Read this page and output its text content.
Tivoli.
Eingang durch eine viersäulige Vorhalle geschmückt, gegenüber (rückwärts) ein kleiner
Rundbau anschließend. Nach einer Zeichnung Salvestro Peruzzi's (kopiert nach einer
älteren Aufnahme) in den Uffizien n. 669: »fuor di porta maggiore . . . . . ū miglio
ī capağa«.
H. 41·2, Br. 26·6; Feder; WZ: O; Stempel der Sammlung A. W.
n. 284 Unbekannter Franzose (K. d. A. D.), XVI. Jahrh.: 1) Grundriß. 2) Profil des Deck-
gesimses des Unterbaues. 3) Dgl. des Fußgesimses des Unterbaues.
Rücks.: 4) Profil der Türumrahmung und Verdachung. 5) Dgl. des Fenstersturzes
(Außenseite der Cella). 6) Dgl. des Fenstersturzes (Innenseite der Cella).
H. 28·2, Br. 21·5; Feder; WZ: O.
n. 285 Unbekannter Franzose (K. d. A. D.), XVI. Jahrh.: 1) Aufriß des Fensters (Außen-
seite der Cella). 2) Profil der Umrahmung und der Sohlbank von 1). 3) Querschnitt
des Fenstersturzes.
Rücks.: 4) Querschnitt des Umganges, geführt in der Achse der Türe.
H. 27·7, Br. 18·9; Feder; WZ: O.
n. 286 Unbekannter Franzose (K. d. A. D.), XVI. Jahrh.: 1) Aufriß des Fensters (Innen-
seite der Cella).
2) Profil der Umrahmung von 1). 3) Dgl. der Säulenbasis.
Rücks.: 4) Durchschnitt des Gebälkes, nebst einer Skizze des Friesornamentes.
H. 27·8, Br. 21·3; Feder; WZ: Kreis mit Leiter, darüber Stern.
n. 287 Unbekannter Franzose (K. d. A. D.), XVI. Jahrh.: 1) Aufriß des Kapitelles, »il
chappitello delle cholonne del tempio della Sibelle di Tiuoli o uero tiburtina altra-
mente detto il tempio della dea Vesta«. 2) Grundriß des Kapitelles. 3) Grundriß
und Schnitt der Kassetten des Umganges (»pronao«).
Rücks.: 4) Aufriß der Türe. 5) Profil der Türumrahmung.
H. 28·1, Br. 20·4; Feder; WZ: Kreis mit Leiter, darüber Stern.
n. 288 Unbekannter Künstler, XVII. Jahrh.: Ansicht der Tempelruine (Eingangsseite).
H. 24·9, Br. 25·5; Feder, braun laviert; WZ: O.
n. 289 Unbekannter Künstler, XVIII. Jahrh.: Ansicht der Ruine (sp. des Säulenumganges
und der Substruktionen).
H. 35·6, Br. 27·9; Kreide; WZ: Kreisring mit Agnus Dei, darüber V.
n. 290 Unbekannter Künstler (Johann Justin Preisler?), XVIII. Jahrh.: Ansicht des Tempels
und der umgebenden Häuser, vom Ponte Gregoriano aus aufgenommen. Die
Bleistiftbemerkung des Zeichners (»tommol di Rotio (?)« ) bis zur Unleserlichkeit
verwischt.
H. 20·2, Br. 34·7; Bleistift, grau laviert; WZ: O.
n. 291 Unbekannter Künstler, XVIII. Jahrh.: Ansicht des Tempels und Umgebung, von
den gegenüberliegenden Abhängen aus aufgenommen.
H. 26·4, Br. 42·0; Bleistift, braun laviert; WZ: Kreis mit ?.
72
----------
### What to produce
Copy out each line of the data where the string "Kapitelles" appears.

### Answer to the problem
n. 287 Unbekannter Franzose (K. d. A. D.), XVI. Jahrh.: 1) Aufriß des Kapitelles, »il
mente detto il tempio della dea Vesta«. 2) Grundriß des Kapitelles. 3) Grundriß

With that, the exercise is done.